━━━ Records for this exercise

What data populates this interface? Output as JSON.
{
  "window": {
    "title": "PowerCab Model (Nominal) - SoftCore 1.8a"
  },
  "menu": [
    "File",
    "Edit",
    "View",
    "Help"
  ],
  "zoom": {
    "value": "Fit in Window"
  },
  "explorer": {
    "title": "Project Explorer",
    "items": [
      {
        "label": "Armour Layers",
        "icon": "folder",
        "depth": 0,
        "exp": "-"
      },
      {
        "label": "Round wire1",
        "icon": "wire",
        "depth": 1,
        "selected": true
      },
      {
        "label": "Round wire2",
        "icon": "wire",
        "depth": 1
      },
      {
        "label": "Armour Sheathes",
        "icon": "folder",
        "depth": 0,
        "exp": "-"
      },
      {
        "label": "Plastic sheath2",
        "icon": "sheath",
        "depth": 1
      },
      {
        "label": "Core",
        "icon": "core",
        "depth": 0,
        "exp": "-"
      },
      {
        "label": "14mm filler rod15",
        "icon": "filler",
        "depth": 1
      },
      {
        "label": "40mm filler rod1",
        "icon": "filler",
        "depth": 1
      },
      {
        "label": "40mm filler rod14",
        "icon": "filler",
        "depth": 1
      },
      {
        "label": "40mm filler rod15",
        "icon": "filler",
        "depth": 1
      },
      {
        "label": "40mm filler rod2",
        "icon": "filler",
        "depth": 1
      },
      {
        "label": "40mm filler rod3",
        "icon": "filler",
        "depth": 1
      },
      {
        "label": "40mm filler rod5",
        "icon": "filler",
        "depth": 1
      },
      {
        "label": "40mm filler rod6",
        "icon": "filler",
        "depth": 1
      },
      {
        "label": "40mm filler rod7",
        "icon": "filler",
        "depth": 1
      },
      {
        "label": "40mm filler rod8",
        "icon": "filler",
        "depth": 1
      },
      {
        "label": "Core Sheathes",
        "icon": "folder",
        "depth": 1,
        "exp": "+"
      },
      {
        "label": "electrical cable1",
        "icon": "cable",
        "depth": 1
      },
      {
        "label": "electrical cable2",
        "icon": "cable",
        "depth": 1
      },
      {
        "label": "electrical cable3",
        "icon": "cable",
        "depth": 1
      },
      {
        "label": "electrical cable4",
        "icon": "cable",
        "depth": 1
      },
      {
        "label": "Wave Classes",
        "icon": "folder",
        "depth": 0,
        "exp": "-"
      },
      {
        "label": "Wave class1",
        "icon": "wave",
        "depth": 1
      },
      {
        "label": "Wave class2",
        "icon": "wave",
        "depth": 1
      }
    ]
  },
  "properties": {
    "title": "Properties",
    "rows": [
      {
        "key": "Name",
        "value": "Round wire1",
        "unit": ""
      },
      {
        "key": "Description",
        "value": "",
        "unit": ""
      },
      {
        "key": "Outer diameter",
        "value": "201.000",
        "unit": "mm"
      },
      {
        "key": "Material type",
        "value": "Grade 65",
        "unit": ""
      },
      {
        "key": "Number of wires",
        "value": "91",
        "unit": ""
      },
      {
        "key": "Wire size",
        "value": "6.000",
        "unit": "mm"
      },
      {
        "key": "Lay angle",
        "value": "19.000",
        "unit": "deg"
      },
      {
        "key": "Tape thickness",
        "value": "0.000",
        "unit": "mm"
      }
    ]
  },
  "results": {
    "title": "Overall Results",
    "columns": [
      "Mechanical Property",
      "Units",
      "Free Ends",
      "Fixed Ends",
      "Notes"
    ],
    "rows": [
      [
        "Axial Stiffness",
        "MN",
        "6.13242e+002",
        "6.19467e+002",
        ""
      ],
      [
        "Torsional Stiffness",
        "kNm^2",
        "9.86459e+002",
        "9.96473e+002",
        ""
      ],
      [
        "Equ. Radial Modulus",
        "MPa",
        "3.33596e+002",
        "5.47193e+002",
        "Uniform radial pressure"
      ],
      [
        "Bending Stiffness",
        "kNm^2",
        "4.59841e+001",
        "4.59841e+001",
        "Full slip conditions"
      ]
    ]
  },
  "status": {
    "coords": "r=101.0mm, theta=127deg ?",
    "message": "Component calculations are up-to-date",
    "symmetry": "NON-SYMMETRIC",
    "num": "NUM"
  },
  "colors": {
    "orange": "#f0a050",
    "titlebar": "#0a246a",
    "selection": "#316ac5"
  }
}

━━━━━━

__What is needed__:
Using the data above, reproduce every line exactly.

__Answer to this problem__:
What data populates this interface? Output as JSON.
{
  "window": {
    "title": "PowerCab Model (Nominal) - SoftCore 1.8a"
  },
  "menu": [
    "File",
    "Edit",
    "View",
    "Help"
  ],
  "zoom": {
    "value": "Fit in Window"
  },
  "explorer": {
    "title": "Project Explorer",
    "items": [
      {
        "label": "Armour Layers",
        "icon": "folder",
        "depth": 0,
        "exp": "-"
      },
      {
        "label": "Round wire1",
        "icon": "wire",
        "depth": 1,
        "selected": true
      },
      {
        "label": "Round wire2",
        "icon": "wire",
        "depth": 1
      },
      {
        "label": "Armour Sheathes",
        "icon": "folder",
        "depth": 0,
        "exp": "-"
      },
      {
        "label": "Plastic sheath2",
        "icon": "sheath",
        "depth": 1
      },
      {
        "label": "Core",
        "icon": "core",
        "depth": 0,
        "exp": "-"
      },
      {
        "label": "14mm filler rod15",
        "icon": "filler",
        "depth": 1
      },
      {
        "label": "40mm filler rod1",
        "icon": "filler",
        "depth": 1
      },
      {
        "label": "40mm filler rod14",
        "icon": "filler",
        "depth": 1
      },
      {
        "label": "40mm filler rod15",
        "icon": "filler",
        "depth": 1
      },
      {
        "label": "40mm filler rod2",
        "icon": "filler",
        "depth": 1
      },
      {
        "label": "40mm filler rod3",
        "icon": "filler",
        "depth": 1
      },
      {
        "label": "40mm filler rod5",
        "icon": "filler",
        "depth": 1
      },
      {
        "label": "40mm filler rod6",
        "icon": "filler",
        "depth": 1
      },
      {
        "label": "40mm filler rod7",
        "icon": "filler",
        "depth": 1
      },
      {
        "label": "40mm filler rod8",
        "icon": "filler",
        "depth": 1
      },
      {
        "label": "Core Sheathes",
        "icon": "folder",
        "depth": 1,
        "exp": "+"
      },
      {
        "label": "electrical cable1",
        "icon": "cable",
        "depth": 1
      },
      {
        "label": "electrical cable2",
        "icon": "cable",
        "depth": 1
      },
      {
        "label": "electrical cable3",
        "icon": "cable",
        "depth": 1
      },
      {
        "label": "electrical cable4",
        "icon": "cable",
        "depth": 1
      },
      {
        "label": "Wave Classes",
        "icon": "folder",
        "depth": 0,
        "exp": "-"
      },
      {
        "label": "Wave class1",
        "icon": "wave",
        "depth": 1
      },
      {
        "label": "Wave class2",
        "icon": "wave",
        "depth": 1
      }
    ]
  },
  "properties": {
    "title": "Properties",
    "rows": [
      {
        "key": "Name",
        "value": "Round wire1",
        "unit": ""
      },
      {
        "key": "Description",
        "value": "",
        "unit": ""
      },
      {
        "key": "Outer diameter",
        "value": "201.000",
        "unit": "mm"
      },
      {
        "key": "Material type",
        "value": "Grade 65",
        "unit": ""
      },
      {
        "key": "Number of wires",
        "value": "91",
        "unit": ""
      },
      {
        "key": "Wire size",
        "value": "6.000",
        "unit": "mm"
      },
      {
        "key": "Lay angle",
        "value": "19.000",
        "unit": "deg"
      },
      {
        "key": "Tape thickness",
        "value": "0.000",
        "unit": "mm"
      }
    ]
  },
  "results": {
    "title": "Overall Results",
    "columns": [
      "Mechanical Property",
      "Units",
      "Free Ends",
      "Fixed Ends",
      "Notes"
    ],
    "rows": [
      [
        "Axial Stiffness",
        "MN",
        "6.13242e+002",
        "6.19467e+002",
        ""
      ],
      [
        "Torsional Stiffness",
        "kNm^2",
        "9.86459e+002",
        "9.96473e+002",
        ""
      ],
      [
        "Equ. Radial Modulus",
        "MPa",
        "3.33596e+002",
        "5.47193e+002",
        "Uniform radial pressure"
      ],
      [
        "Bending Stiffness",
        "kNm^2",
        "4.59841e+001",
        "4.59841e+001",
        "Full slip conditions"
      ]
    ]
  },
  "status": {
    "coords": "r=101.0mm, theta=127deg ?",
    "message": "Component calculations are up-to-date",
    "symmetry": "NON-SYMMETRIC",
    "num": "NUM"
  },
  "colors": {
    "orange": "#f0a050",
    "titlebar": "#0a246a",
    "selection": "#316ac5"
  }
}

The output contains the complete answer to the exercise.